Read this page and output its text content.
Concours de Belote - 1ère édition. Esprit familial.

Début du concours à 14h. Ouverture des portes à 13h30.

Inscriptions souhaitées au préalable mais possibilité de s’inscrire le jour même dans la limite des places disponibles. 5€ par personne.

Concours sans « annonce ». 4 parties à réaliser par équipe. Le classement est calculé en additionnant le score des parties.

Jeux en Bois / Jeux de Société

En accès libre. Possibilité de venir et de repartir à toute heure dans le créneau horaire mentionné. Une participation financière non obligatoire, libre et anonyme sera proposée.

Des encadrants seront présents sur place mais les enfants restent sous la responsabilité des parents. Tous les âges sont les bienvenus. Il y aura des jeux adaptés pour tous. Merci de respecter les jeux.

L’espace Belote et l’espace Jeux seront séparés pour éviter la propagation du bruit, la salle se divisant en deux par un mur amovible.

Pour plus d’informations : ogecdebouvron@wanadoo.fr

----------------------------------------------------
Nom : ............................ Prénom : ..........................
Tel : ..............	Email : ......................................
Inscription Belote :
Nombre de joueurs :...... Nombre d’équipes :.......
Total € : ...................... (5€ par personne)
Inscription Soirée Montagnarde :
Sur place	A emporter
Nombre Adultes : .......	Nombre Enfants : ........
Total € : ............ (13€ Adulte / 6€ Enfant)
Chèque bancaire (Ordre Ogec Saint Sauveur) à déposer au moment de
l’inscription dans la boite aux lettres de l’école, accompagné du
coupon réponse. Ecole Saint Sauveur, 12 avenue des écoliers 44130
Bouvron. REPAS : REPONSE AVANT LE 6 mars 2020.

---

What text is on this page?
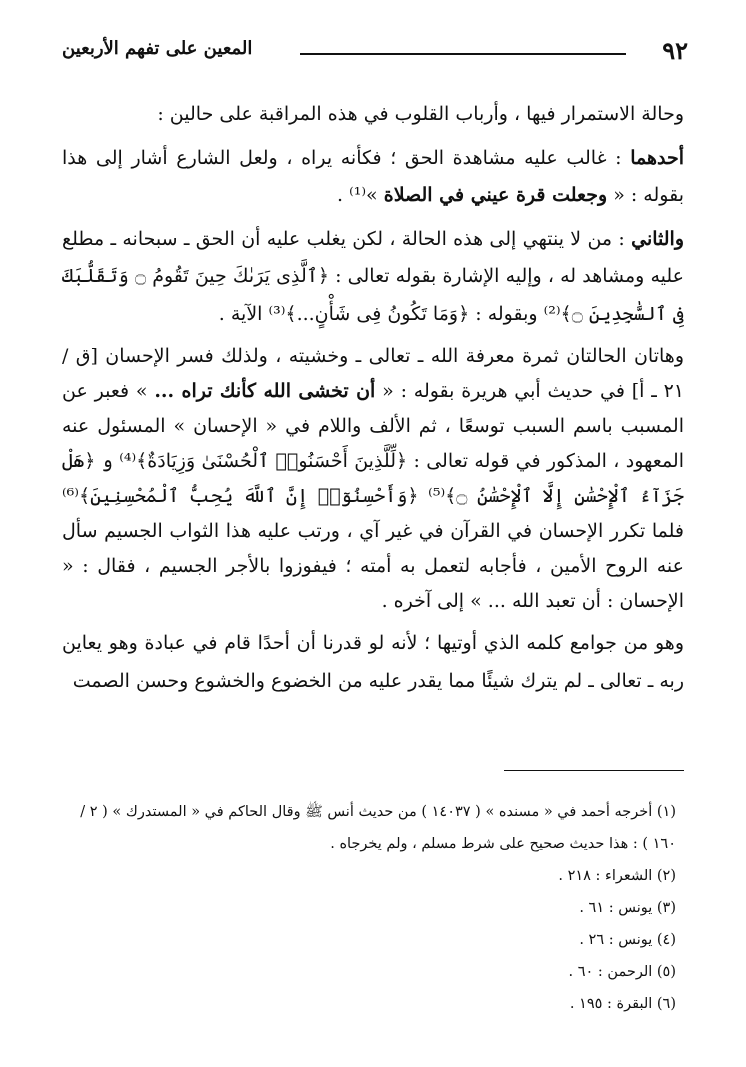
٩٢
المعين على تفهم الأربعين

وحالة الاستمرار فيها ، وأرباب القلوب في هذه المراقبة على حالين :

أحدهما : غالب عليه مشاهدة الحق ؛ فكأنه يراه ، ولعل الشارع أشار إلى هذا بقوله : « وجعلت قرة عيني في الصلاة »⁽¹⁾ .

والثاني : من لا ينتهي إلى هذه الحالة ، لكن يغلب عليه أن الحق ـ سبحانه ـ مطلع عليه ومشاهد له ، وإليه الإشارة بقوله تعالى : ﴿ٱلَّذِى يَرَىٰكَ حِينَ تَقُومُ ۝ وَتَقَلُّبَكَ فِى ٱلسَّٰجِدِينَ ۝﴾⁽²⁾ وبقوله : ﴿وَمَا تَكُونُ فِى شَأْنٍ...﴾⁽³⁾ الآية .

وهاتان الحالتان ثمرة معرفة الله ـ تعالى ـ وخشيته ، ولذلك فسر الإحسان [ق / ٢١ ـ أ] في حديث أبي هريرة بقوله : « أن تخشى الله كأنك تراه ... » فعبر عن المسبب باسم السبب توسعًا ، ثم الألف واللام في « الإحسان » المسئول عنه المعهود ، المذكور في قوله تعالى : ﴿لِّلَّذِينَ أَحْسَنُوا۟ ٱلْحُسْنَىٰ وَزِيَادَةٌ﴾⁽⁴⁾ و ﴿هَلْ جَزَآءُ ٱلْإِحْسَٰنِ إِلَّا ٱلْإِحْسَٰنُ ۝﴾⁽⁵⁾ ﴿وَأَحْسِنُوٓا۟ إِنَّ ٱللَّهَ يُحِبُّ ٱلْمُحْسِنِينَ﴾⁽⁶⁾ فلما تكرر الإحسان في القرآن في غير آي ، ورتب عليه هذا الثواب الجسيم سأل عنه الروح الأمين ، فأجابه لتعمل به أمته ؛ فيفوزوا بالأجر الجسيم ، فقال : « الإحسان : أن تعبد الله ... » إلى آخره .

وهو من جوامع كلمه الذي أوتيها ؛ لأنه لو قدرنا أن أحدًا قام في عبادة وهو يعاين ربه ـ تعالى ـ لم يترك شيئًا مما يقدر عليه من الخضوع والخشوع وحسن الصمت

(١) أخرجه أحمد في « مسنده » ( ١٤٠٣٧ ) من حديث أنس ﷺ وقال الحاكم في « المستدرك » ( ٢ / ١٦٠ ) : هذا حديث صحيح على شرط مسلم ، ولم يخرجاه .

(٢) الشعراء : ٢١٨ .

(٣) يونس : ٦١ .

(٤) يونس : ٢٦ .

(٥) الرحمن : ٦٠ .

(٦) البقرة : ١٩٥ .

__Task__
Search the entries for the word "mais" and pick out every line that holds it.

__Response for this exercise__
Inscriptions souhaitées au préalable mais possibilité de s’inscrire le jour même dans la limite des places disponibles. 5€ par personne.
Des encadrants seront présents sur place mais les enfants restent sous la responsabilité des parents. Tous les âges sont les bienvenus. Il y aura des jeux adaptés pour tous. Merci de respecter les jeux.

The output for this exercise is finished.